● **What the task requires**
Search the material for the word "الماليه" and copy each line that holds it.

● **Dataset rows**
□ □ □ □ □ □ □

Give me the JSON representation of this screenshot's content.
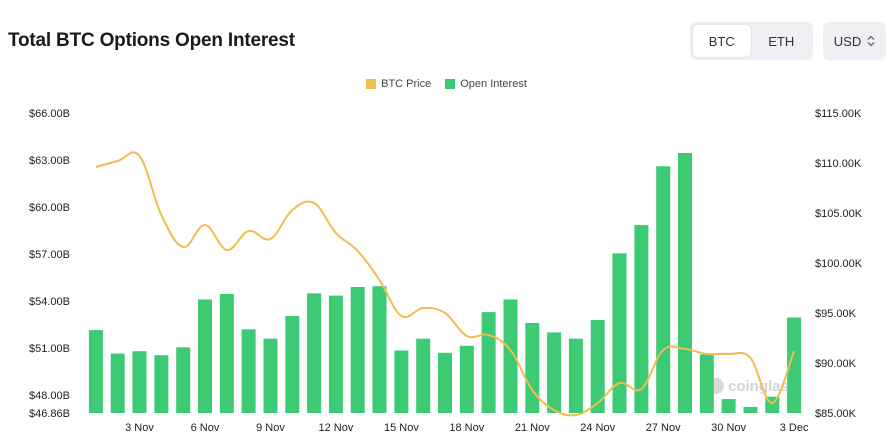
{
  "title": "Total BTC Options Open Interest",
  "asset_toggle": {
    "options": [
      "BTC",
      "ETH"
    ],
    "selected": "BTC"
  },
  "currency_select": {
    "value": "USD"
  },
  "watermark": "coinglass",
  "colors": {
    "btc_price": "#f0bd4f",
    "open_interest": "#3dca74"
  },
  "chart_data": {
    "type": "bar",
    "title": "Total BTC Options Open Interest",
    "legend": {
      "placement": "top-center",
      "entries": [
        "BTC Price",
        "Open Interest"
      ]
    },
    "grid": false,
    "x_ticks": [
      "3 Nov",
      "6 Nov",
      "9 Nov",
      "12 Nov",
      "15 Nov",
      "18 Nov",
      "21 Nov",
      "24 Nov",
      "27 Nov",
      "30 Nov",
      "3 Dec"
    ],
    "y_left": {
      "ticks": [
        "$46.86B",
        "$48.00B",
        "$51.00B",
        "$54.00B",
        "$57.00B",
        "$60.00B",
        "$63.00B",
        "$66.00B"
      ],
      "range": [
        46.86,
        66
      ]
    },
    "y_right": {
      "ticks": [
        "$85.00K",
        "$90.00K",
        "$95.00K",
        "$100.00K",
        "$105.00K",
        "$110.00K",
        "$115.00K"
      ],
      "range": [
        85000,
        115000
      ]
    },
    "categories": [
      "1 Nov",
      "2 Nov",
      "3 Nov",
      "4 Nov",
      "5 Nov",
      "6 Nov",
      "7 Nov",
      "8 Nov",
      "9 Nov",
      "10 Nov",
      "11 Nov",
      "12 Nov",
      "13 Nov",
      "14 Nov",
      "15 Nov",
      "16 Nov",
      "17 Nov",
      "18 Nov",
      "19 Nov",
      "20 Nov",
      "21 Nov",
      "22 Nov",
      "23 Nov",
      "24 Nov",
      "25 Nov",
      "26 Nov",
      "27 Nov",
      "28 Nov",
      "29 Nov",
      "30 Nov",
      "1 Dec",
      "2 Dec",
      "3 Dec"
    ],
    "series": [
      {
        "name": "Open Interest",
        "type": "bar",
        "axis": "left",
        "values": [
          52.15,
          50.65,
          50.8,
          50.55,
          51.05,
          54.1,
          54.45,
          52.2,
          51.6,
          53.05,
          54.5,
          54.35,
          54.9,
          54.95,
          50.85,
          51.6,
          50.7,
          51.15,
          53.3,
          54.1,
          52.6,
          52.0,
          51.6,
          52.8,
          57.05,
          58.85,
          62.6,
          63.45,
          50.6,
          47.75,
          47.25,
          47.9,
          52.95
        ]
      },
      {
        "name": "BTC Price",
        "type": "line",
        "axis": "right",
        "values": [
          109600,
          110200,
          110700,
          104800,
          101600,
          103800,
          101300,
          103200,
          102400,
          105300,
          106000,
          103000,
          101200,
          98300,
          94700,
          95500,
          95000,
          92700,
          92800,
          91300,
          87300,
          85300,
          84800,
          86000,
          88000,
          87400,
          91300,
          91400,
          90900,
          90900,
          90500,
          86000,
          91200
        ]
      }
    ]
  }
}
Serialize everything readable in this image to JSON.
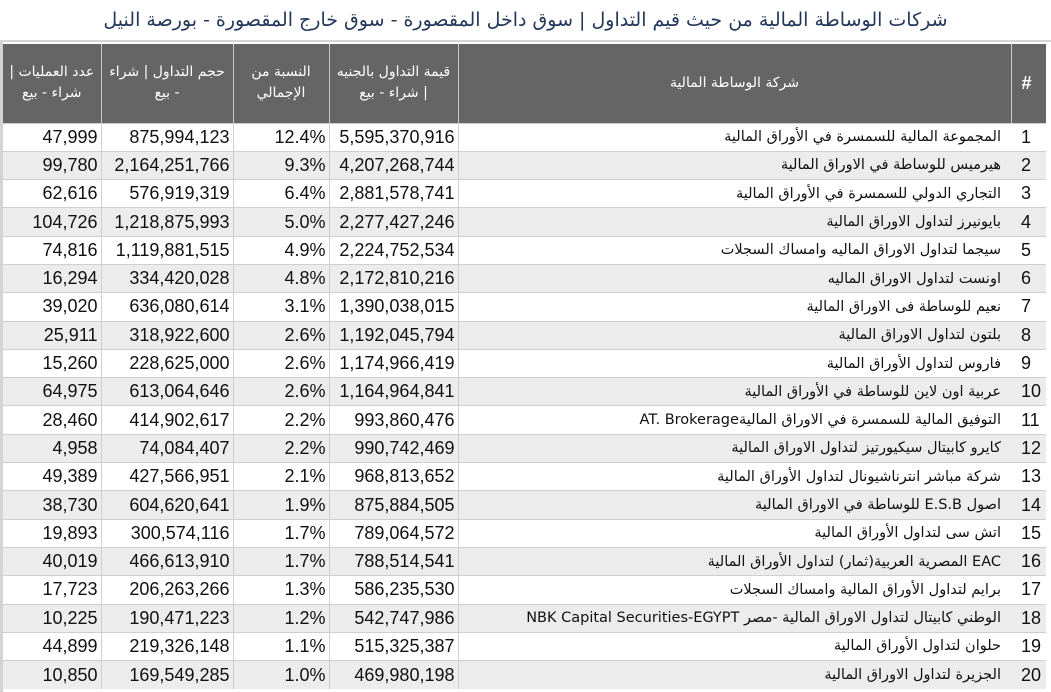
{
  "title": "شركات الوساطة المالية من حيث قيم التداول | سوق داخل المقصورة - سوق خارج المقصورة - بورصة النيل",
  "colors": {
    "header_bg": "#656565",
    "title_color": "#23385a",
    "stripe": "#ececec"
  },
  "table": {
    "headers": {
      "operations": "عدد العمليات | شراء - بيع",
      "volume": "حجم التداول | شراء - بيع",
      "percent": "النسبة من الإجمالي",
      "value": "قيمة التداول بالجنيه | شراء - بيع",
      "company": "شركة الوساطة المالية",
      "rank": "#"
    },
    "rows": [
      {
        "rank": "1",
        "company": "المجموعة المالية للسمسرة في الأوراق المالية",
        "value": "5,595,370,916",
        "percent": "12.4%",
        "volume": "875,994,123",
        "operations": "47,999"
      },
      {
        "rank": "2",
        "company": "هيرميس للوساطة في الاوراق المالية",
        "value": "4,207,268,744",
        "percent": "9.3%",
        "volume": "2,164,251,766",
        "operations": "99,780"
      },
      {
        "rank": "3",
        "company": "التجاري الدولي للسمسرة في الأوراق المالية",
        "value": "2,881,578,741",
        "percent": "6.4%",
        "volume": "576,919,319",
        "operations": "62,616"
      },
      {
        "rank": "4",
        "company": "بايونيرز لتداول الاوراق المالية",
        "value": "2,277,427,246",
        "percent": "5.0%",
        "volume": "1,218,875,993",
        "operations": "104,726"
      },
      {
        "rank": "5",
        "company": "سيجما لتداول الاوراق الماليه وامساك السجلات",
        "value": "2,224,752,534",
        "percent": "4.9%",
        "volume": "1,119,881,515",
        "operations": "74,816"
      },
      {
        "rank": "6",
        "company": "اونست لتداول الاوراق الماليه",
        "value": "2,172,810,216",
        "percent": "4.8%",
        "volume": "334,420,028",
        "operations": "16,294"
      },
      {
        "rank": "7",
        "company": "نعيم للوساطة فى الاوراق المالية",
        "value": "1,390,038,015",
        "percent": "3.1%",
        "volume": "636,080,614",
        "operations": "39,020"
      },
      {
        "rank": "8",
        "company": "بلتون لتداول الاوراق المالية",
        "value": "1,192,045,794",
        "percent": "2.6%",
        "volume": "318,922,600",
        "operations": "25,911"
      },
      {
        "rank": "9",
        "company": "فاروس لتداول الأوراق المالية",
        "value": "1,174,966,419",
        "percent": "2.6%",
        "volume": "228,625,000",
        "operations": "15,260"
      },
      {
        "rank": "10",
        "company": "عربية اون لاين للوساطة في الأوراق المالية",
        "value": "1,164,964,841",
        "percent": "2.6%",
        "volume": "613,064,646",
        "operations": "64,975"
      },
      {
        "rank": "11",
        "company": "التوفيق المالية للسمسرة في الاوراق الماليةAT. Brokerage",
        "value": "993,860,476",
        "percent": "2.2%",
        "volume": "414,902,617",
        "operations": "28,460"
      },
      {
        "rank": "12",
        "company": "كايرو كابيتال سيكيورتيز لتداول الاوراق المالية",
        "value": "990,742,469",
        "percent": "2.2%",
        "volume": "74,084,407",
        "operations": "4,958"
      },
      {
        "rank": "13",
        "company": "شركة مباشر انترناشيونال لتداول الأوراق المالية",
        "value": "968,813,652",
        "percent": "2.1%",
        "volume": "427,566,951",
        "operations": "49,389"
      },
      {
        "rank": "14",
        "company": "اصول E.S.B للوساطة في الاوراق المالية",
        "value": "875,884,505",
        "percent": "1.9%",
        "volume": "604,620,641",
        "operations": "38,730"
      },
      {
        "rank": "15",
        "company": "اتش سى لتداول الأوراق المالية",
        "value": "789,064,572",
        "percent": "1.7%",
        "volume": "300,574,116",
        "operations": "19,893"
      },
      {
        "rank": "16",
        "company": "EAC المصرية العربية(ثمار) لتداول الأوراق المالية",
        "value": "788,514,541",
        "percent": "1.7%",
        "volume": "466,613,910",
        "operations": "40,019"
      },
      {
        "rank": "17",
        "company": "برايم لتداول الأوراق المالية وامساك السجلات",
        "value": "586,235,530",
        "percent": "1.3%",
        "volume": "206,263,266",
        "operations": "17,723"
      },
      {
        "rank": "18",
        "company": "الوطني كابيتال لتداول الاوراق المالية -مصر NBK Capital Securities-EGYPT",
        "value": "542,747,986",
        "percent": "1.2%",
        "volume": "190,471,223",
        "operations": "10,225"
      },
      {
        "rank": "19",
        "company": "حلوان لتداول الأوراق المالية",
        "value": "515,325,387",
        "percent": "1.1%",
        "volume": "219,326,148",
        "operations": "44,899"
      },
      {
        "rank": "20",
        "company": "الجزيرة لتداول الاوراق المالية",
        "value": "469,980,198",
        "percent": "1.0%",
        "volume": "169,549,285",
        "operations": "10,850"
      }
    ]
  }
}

□ □ □ □ □ □ □

● **Solved exercise**
        "company": "سيجما لتداول الاوراق الماليه وامساك السجلات",
        "company": "اونست لتداول الاوراق الماليه",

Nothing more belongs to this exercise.